Collected data entries
= = = =

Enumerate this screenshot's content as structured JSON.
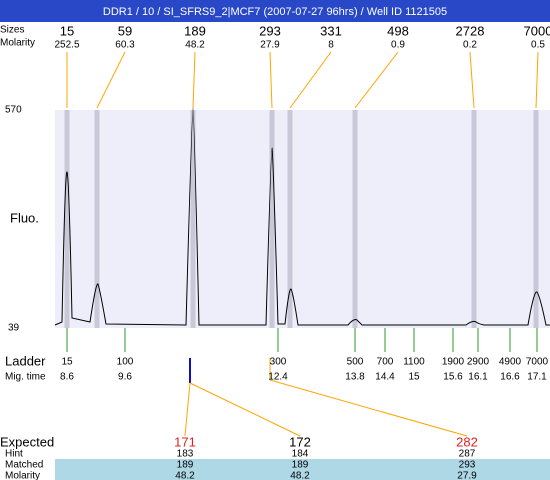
{
  "header": {
    "title": "DDR1 / 10 / SI_SFRS9_2|MCF7 (2007-07-27 96hrs) / Well ID 1121505"
  },
  "peaks": {
    "labels": [
      "Sizes",
      "Molarity"
    ],
    "sizes": [
      15,
      59,
      189,
      293,
      331,
      498,
      2728,
      7000
    ],
    "molarities": [
      252.5,
      60.3,
      48.2,
      27.9,
      8,
      0.9,
      0.2,
      0.5
    ]
  },
  "plot": {
    "y_axis_label": "Fluo.",
    "y_max": "570",
    "y_min": "39"
  },
  "ladder": {
    "labels": [
      "Ladder",
      "Mig. time"
    ],
    "sizes": [
      15,
      100,
      300,
      500,
      700,
      1100,
      1900,
      2900,
      4900,
      7000
    ],
    "migration_times": [
      8.6,
      9.6,
      12.4,
      13.8,
      14.4,
      15,
      15.6,
      16.1,
      16.6,
      17.1
    ]
  },
  "matches": {
    "labels": [
      "Expected",
      "Hint",
      "Matched",
      "Molarity"
    ],
    "columns": [
      {
        "expected": 171,
        "color": "#e02020",
        "hint": 183,
        "matched": 189,
        "molarity": 48.2
      },
      {
        "expected": 172,
        "color": "#000000",
        "hint": 184,
        "matched": 189,
        "molarity": 48.2
      },
      {
        "expected": 282,
        "color": "#e02020",
        "hint": 287,
        "matched": 293,
        "molarity": 27.9
      }
    ]
  }
}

= = = =

Working from the material above, transcribe it exactly while omitting pictures.

ANSWER TO THE PROBLEM
Enumerate this screenshot's content as structured JSON.
{
  "header": {
    "title": "DDR1 / 10 / SI_SFRS9_2|MCF7 (2007-07-27 96hrs) / Well ID 1121505"
  },
  "peaks": {
    "labels": [
      "Sizes",
      "Molarity"
    ],
    "sizes": [
      15,
      59,
      189,
      293,
      331,
      498,
      2728,
      7000
    ],
    "molarities": [
      252.5,
      60.3,
      48.2,
      27.9,
      8,
      0.9,
      0.2,
      0.5
    ]
  },
  "plot": {
    "y_axis_label": "Fluo.",
    "y_max": "570",
    "y_min": "39"
  },
  "ladder": {
    "labels": [
      "Ladder",
      "Mig. time"
    ],
    "sizes": [
      15,
      100,
      300,
      500,
      700,
      1100,
      1900,
      2900,
      4900,
      7000
    ],
    "migration_times": [
      8.6,
      9.6,
      12.4,
      13.8,
      14.4,
      15,
      15.6,
      16.1,
      16.6,
      17.1
    ]
  },
  "matches": {
    "labels": [
      "Expected",
      "Hint",
      "Matched",
      "Molarity"
    ],
    "columns": [
      {
        "expected": 171,
        "color": "#e02020",
        "hint": 183,
        "matched": 189,
        "molarity": 48.2
      },
      {
        "expected": 172,
        "color": "#000000",
        "hint": 184,
        "matched": 189,
        "molarity": 48.2
      },
      {
        "expected": 282,
        "color": "#e02020",
        "hint": 287,
        "matched": 293,
        "molarity": 27.9
      }
    ]
  }
}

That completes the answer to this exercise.